— Data for this exercise —
▼

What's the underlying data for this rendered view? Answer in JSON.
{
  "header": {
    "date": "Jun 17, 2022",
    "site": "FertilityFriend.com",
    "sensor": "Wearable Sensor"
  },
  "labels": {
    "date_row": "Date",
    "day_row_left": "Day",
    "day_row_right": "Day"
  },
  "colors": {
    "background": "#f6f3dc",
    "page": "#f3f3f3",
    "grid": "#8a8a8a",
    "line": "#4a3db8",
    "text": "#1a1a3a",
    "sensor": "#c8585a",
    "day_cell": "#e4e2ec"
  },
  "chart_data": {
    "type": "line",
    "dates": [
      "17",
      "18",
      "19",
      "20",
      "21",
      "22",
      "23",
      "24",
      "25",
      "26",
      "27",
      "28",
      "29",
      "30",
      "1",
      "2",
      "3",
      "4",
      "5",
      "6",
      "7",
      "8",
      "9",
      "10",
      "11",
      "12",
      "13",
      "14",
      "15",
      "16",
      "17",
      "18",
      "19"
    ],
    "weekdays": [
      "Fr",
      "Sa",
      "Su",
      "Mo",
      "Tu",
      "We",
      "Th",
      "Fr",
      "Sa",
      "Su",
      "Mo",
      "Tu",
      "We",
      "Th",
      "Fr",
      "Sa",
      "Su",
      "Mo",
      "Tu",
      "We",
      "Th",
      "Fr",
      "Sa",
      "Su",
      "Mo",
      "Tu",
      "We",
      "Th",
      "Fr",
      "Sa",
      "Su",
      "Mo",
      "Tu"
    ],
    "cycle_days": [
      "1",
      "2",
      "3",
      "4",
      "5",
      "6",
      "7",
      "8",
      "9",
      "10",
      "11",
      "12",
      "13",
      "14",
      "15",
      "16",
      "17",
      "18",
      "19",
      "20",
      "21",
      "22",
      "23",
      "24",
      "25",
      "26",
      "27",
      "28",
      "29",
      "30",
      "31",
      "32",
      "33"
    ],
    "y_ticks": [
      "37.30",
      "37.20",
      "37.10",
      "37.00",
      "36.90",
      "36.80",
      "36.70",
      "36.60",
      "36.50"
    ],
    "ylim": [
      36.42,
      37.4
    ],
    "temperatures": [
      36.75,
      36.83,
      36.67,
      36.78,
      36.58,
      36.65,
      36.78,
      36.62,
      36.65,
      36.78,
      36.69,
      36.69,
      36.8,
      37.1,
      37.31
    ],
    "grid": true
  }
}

▲

— Exercise —
Using the data above, copy each line that contains "sensor".

— Solution below —
    "sensor": "Wearable Sensor"
    "sensor": "#c8585a",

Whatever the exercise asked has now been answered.